(Extracted data entries)
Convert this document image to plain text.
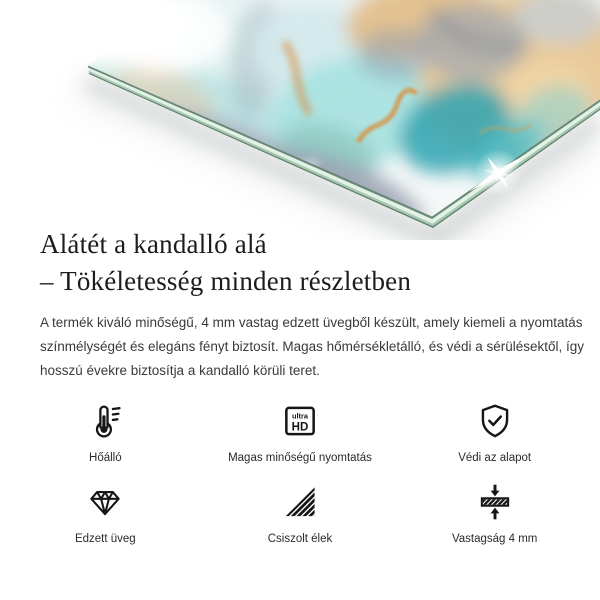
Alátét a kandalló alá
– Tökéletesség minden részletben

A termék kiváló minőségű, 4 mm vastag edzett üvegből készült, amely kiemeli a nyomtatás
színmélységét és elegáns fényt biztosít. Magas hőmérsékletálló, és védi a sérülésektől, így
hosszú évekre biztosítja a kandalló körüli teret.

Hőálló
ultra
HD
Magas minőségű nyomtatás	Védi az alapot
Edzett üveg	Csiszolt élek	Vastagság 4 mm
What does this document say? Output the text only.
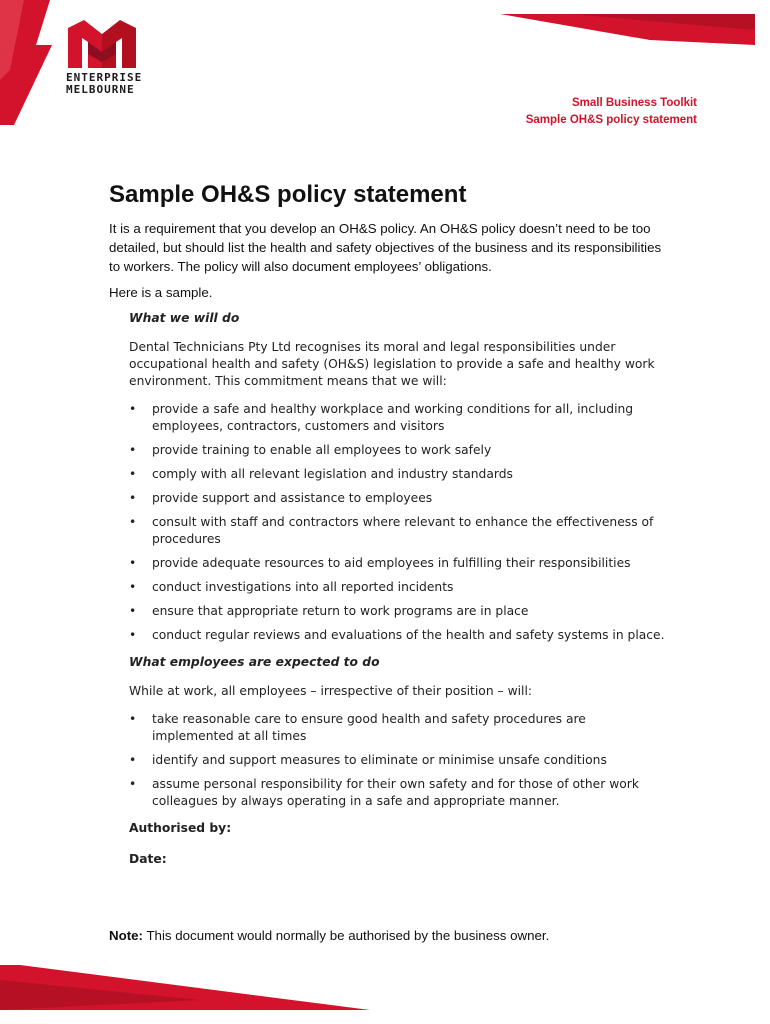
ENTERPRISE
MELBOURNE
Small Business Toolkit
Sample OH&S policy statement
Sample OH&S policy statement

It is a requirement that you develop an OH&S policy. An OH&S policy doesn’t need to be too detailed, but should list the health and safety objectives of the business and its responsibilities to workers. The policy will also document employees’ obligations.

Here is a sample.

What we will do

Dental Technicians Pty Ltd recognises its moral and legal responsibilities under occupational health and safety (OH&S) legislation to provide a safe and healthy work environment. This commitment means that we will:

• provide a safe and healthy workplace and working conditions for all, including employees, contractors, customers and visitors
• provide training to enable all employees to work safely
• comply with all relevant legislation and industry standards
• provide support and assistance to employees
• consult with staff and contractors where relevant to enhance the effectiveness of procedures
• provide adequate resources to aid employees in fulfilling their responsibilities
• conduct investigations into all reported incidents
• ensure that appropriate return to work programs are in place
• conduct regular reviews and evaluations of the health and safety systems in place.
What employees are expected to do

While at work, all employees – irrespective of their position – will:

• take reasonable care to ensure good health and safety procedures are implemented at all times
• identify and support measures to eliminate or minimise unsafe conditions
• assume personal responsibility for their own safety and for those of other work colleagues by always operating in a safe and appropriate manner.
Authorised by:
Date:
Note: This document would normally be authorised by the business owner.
==
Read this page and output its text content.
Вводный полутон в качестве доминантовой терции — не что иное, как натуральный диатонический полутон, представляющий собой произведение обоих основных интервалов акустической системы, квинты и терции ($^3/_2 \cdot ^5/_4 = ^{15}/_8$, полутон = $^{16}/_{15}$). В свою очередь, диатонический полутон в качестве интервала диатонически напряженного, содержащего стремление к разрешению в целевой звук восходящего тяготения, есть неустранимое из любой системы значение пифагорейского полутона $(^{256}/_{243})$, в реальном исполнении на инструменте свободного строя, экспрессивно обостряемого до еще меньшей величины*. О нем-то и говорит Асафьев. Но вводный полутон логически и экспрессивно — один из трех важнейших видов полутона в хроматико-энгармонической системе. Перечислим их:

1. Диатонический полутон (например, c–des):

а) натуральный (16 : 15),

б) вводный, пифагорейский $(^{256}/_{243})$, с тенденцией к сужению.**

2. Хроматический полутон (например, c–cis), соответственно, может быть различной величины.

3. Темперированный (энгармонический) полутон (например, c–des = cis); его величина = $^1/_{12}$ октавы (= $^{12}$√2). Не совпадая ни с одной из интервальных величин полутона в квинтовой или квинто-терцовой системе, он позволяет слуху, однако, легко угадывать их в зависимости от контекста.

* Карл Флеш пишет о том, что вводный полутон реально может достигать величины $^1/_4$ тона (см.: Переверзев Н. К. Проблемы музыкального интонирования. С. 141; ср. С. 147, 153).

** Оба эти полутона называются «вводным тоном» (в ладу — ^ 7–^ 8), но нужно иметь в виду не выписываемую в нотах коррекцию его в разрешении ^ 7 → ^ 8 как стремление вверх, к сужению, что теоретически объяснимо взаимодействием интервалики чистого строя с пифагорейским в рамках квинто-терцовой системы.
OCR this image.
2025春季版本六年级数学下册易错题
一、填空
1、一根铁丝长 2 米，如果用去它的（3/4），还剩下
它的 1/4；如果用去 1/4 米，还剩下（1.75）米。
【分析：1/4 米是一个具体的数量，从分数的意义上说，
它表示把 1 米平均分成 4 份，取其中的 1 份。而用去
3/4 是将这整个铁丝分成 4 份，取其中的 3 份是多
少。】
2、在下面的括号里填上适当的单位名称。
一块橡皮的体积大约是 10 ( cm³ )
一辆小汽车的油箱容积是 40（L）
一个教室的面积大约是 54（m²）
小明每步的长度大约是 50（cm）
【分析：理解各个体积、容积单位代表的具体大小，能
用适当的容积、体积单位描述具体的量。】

* **DIRECTIONS FOR THIS TASK**: Reply with nothing but a number: how many lines of the entries above contain the string "legislation"?

* **FINISHED EXERCISE**: 2